§ **JOB**
Read through the entries below and return each line with the word "density".

··· WORKING DATA

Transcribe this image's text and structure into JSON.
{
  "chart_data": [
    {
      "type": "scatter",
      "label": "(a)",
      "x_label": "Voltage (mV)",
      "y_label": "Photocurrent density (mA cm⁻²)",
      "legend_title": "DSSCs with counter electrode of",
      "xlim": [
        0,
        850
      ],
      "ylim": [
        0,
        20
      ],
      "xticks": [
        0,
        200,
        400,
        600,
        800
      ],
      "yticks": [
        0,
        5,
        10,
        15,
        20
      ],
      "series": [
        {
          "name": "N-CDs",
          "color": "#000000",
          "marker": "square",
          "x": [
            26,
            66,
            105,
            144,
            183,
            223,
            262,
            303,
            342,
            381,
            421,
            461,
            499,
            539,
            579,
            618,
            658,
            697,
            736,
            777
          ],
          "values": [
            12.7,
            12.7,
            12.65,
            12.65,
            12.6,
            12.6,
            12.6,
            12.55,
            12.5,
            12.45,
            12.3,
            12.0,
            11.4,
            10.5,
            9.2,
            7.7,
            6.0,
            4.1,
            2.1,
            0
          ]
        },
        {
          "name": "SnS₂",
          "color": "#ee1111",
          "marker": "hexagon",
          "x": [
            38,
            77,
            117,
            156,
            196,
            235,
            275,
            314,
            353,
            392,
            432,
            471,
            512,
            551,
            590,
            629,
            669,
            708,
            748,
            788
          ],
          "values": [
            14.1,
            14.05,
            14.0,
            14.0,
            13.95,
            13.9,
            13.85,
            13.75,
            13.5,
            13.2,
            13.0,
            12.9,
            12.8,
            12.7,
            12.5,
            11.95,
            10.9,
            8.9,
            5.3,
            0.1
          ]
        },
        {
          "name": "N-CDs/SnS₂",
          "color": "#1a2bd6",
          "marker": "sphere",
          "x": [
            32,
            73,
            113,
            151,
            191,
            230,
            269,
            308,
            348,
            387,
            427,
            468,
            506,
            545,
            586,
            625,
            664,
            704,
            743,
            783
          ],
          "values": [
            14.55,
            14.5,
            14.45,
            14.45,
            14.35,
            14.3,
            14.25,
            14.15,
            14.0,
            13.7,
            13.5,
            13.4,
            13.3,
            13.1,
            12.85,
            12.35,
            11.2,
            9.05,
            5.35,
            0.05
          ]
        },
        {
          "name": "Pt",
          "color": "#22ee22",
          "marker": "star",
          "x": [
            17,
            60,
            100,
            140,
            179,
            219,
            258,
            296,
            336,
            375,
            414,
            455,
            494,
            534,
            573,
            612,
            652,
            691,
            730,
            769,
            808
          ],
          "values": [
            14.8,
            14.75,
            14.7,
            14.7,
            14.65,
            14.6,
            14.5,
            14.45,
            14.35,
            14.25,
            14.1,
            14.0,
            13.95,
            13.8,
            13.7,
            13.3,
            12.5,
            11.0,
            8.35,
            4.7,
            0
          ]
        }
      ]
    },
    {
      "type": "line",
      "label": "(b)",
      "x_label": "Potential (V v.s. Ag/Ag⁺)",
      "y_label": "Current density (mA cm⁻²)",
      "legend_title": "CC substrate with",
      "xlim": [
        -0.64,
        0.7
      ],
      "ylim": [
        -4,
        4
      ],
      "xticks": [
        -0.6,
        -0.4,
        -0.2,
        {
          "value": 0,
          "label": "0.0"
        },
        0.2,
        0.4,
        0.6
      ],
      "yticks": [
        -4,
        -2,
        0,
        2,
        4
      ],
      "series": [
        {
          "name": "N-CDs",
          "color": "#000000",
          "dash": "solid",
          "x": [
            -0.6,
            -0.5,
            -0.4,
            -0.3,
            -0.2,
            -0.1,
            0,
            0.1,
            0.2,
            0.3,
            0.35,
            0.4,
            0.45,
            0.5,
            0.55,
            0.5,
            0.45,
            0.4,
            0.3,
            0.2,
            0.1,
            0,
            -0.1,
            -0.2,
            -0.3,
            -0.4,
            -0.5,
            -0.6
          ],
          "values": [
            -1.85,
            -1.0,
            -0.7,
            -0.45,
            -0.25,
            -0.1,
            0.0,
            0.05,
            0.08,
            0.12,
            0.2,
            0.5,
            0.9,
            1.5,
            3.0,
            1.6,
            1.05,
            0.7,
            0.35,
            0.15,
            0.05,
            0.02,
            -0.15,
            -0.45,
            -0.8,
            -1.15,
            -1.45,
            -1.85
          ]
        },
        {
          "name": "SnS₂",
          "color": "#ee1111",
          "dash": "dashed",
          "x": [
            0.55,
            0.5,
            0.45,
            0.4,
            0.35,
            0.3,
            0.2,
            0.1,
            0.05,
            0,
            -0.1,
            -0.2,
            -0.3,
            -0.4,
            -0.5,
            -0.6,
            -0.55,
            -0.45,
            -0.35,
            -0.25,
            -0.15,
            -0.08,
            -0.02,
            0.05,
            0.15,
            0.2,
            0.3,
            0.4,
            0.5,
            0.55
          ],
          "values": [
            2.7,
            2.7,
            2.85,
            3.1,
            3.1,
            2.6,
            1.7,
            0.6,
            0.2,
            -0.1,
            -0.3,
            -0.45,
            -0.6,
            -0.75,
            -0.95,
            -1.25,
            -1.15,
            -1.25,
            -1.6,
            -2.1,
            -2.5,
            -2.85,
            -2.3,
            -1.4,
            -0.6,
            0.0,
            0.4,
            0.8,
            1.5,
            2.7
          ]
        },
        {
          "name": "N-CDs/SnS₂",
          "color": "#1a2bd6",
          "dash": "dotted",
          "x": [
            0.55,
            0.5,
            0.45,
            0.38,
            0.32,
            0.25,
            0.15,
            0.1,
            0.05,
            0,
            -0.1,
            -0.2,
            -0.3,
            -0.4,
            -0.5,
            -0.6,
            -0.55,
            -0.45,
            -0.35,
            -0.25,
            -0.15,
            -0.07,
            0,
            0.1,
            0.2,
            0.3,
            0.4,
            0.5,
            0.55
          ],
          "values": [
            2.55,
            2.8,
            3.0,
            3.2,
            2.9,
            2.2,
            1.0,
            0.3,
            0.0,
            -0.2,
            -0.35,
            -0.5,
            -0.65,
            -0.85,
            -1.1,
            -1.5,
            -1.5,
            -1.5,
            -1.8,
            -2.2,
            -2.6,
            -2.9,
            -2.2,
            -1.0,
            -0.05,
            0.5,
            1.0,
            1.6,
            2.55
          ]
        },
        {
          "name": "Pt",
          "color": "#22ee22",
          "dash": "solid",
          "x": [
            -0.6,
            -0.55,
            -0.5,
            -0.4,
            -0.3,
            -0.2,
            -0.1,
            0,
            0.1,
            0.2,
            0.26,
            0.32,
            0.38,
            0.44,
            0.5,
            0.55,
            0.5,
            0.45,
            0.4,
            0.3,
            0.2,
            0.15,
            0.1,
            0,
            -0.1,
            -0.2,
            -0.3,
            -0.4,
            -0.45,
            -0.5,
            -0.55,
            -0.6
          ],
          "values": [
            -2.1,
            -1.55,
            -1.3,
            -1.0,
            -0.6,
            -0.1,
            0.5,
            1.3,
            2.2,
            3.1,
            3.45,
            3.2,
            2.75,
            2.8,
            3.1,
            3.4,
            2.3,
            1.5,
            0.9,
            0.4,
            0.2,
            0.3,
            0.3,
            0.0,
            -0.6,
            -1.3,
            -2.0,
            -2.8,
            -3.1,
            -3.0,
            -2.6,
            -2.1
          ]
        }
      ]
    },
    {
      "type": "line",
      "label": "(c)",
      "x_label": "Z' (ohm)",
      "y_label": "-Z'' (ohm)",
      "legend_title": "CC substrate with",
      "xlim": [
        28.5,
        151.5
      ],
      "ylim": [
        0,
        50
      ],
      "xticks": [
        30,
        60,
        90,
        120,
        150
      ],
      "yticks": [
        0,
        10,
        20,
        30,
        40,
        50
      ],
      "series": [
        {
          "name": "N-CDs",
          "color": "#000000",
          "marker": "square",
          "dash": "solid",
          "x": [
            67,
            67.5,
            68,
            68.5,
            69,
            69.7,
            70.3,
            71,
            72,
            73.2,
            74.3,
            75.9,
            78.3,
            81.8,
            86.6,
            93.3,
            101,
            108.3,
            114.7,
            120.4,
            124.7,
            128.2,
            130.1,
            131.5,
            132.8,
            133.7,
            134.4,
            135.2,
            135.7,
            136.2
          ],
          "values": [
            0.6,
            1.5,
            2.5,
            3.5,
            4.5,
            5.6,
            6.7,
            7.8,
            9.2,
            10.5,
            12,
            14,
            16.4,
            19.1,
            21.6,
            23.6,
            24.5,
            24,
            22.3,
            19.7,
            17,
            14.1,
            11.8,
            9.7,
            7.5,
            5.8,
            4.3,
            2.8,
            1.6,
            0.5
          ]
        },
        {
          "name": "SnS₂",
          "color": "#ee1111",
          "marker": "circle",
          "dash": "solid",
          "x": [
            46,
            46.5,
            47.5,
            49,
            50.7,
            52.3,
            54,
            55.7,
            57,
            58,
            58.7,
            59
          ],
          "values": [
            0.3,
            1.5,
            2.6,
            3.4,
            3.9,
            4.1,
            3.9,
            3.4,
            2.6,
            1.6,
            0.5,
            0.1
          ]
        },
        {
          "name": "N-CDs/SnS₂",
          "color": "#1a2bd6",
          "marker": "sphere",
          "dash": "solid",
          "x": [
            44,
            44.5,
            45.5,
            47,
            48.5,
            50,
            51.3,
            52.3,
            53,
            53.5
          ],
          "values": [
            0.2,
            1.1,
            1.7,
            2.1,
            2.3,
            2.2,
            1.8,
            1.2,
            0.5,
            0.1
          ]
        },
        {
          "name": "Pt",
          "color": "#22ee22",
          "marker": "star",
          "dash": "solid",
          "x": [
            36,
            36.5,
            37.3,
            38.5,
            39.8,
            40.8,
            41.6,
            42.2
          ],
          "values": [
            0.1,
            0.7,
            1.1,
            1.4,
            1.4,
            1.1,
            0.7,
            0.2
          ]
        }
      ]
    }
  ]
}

······

§ **EXERCISE RESULT**
      "y_label": "Photocurrent density (mA cm⁻²)",
      "y_label": "Current density (mA cm⁻²)",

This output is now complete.